--- EXERCISE INPUT Enclosed Below ---

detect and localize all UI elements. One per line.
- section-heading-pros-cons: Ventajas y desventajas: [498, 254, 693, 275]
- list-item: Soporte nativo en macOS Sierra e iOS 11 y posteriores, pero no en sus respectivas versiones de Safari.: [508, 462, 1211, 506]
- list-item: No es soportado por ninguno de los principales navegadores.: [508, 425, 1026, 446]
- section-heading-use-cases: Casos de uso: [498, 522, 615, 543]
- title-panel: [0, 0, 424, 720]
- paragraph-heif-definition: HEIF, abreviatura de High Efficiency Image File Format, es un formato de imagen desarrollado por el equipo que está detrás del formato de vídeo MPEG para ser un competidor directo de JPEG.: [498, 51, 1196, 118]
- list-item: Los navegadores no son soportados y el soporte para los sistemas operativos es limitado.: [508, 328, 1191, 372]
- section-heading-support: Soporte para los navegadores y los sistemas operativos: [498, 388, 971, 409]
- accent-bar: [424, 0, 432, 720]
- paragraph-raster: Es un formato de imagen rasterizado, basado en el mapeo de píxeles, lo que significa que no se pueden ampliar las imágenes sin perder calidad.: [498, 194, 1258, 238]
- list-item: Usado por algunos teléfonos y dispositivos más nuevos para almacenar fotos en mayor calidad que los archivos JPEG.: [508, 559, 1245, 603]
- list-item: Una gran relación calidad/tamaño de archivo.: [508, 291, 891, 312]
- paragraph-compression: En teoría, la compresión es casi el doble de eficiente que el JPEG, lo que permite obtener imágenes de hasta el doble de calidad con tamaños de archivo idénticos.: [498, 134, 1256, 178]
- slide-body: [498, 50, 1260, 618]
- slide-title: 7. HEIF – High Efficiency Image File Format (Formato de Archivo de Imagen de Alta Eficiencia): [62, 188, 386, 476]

--- End of Enclosed EXERCISE INPUT ---

* WORK ORDER
Across the entries above, count the lines with the word "title" and report that count by itself.

* WRITTEN ANSWER
2